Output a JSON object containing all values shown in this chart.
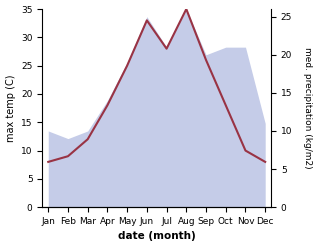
{
  "months": [
    "Jan",
    "Feb",
    "Mar",
    "Apr",
    "May",
    "Jun",
    "Jul",
    "Aug",
    "Sep",
    "Oct",
    "Nov",
    "Dec"
  ],
  "temperature": [
    8,
    9,
    12,
    18,
    25,
    33,
    28,
    35,
    26,
    18,
    10,
    8
  ],
  "precipitation": [
    10,
    9,
    10,
    14,
    19,
    25,
    21,
    26,
    20,
    21,
    21,
    11
  ],
  "temp_color": "#993344",
  "precip_fill_color": "#c5cce8",
  "temp_ylim": [
    0,
    35
  ],
  "precip_ylim": [
    0,
    26
  ],
  "temp_yticks": [
    0,
    5,
    10,
    15,
    20,
    25,
    30,
    35
  ],
  "precip_yticks": [
    0,
    5,
    10,
    15,
    20,
    25
  ],
  "xlabel": "date (month)",
  "ylabel_left": "max temp (C)",
  "ylabel_right": "med. precipitation (kg/m2)",
  "bg_color": "#ffffff",
  "linewidth": 1.5
}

#### Goal:
List each line in the listing that contains the string "precipitation".

#### Answer to the task:
  "precipitation": [
  "ylabel_right": "med. precipitation (kg/m2)",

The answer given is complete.